§ **Aim of the task**:
Say how many lines contain "Mean", using only the number.

(Extracts from a graphics dataset)

· · · · · · ·

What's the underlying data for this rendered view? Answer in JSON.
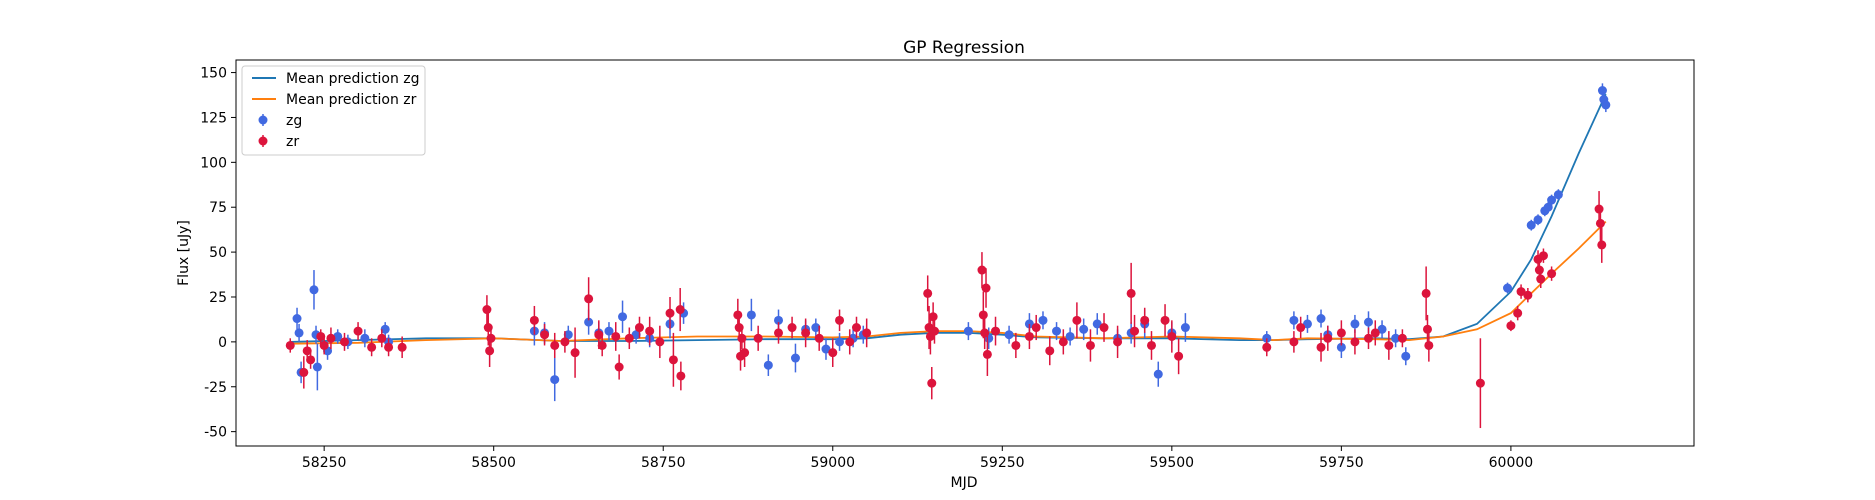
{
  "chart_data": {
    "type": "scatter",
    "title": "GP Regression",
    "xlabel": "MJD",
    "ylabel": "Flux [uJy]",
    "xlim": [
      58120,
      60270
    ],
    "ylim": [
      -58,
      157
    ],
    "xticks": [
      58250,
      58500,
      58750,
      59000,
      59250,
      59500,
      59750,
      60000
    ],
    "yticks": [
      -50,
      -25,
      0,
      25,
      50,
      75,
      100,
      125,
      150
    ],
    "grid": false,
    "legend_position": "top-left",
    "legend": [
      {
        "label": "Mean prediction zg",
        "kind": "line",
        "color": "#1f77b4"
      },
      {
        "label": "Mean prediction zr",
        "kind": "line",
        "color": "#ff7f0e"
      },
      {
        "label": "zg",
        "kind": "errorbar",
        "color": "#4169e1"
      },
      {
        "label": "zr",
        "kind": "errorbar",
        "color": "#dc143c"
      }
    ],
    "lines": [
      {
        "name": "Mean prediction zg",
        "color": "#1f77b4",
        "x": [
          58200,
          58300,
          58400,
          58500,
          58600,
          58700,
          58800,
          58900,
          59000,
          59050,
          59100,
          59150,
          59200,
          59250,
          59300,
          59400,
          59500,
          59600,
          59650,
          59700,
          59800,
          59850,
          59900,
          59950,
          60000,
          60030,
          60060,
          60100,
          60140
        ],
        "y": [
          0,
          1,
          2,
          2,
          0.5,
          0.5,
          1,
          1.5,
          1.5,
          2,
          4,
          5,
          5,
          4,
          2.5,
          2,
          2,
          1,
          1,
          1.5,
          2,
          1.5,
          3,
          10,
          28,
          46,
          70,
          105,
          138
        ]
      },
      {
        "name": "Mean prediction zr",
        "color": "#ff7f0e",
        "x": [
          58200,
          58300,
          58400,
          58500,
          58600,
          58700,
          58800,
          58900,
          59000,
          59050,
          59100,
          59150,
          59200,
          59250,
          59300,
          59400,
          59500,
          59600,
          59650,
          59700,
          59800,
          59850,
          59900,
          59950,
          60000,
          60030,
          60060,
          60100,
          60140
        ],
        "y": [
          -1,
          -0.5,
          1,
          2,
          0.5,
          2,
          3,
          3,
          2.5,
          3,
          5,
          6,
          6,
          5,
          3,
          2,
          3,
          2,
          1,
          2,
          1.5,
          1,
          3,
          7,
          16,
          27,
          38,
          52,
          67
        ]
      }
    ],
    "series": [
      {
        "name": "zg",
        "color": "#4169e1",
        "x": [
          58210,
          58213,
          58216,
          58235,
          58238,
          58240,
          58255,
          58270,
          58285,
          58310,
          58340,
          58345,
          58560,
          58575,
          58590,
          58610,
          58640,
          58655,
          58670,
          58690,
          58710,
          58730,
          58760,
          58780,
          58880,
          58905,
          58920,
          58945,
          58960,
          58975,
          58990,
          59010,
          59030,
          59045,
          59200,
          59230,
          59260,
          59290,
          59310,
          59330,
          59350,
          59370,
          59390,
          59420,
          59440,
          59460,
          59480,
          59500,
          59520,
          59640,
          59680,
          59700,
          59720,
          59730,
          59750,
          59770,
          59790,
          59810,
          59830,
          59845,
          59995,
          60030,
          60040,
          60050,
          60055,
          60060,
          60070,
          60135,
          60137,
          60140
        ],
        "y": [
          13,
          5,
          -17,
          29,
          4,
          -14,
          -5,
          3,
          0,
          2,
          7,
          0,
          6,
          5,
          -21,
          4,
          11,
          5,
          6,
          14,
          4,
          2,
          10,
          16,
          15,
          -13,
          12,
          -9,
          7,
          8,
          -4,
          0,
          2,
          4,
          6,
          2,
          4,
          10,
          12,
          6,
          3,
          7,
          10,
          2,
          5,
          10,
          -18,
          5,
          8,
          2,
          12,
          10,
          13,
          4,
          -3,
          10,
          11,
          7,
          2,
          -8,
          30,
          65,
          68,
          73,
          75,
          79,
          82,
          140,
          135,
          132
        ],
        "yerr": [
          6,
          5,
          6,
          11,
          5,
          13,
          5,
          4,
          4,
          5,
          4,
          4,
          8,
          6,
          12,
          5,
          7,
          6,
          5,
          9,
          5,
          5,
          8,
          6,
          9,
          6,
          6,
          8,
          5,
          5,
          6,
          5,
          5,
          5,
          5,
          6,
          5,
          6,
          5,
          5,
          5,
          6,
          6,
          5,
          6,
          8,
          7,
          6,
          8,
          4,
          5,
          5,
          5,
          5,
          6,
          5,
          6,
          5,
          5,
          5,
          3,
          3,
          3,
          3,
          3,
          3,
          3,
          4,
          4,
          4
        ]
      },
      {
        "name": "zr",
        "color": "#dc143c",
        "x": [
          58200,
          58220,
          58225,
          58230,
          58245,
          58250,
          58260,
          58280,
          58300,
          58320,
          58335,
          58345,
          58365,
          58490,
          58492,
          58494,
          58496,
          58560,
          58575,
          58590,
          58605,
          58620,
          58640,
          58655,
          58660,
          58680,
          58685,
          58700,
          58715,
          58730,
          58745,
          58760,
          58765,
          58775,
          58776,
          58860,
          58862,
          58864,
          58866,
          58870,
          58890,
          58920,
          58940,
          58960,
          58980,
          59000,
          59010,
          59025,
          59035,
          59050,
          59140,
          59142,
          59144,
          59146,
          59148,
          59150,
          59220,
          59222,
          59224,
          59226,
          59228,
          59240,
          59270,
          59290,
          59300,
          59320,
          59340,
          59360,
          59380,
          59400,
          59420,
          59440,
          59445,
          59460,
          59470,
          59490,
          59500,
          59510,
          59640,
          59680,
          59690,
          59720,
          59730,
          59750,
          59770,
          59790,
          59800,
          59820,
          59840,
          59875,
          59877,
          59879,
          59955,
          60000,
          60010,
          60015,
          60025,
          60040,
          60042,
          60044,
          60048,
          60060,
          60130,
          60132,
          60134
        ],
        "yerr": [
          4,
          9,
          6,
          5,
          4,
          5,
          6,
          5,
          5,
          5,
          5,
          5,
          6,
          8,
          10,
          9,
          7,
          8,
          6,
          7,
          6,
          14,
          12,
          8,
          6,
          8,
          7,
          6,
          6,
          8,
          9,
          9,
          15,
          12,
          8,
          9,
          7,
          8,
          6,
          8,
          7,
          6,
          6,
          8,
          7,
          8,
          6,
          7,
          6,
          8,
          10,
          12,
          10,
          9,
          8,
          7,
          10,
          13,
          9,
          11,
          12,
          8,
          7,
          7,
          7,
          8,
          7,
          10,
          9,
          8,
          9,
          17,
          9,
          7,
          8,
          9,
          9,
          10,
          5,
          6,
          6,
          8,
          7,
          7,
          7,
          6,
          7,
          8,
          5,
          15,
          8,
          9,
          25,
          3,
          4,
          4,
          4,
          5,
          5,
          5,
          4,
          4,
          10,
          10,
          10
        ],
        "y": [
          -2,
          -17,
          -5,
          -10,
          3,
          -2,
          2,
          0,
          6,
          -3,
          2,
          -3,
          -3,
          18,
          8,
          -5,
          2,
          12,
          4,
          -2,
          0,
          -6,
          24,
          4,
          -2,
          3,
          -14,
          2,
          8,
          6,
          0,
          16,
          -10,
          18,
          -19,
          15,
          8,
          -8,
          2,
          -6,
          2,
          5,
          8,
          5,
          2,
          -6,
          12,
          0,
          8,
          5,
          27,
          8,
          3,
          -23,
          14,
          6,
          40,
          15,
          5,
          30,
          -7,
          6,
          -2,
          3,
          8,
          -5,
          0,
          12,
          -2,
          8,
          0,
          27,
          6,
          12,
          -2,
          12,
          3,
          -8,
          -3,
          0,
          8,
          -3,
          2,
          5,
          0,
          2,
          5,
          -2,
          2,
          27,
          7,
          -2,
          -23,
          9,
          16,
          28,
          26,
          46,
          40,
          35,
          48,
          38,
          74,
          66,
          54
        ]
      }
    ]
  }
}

· · · · · · ·

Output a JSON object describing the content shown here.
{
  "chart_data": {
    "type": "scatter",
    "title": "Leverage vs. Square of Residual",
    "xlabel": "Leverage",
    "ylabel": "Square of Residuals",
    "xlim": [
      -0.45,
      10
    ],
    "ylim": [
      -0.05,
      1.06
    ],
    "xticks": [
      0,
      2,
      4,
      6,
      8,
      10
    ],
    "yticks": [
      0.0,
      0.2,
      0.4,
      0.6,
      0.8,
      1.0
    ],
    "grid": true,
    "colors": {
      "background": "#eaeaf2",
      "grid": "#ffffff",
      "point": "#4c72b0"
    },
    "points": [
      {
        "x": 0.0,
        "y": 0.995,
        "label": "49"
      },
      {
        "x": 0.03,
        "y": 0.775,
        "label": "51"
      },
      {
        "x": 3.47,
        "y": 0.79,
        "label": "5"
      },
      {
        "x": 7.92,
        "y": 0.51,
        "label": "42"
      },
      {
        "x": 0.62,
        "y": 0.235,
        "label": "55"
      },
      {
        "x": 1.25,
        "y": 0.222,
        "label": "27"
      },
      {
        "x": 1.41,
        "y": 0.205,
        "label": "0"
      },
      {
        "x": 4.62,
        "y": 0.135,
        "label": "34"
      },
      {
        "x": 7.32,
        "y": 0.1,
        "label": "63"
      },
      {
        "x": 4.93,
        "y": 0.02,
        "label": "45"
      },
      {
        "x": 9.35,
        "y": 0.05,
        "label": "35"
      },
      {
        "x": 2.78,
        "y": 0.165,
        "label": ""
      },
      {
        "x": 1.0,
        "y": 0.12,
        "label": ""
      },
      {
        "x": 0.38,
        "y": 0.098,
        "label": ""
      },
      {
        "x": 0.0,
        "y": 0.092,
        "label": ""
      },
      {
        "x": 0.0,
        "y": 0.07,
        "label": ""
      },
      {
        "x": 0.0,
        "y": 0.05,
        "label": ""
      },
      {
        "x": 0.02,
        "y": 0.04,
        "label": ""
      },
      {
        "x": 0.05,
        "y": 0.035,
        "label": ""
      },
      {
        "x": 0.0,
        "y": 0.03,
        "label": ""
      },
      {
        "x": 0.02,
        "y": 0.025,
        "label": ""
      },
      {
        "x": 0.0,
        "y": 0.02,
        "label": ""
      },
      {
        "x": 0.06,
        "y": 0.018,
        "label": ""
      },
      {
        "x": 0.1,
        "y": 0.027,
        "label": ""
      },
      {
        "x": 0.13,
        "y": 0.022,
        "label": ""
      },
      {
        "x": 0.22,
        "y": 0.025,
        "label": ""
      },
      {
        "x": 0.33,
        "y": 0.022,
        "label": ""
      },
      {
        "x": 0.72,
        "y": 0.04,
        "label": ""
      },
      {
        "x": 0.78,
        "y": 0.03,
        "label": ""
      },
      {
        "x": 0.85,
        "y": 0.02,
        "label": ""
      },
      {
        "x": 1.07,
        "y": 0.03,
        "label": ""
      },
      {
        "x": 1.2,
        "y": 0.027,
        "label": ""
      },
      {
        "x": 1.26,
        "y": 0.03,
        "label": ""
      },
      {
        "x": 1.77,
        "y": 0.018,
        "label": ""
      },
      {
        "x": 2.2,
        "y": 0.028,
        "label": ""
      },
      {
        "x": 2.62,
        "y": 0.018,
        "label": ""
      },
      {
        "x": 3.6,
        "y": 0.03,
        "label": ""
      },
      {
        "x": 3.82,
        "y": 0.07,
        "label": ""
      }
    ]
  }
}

· · · · · · ·

§ **Result for this exercise**:
4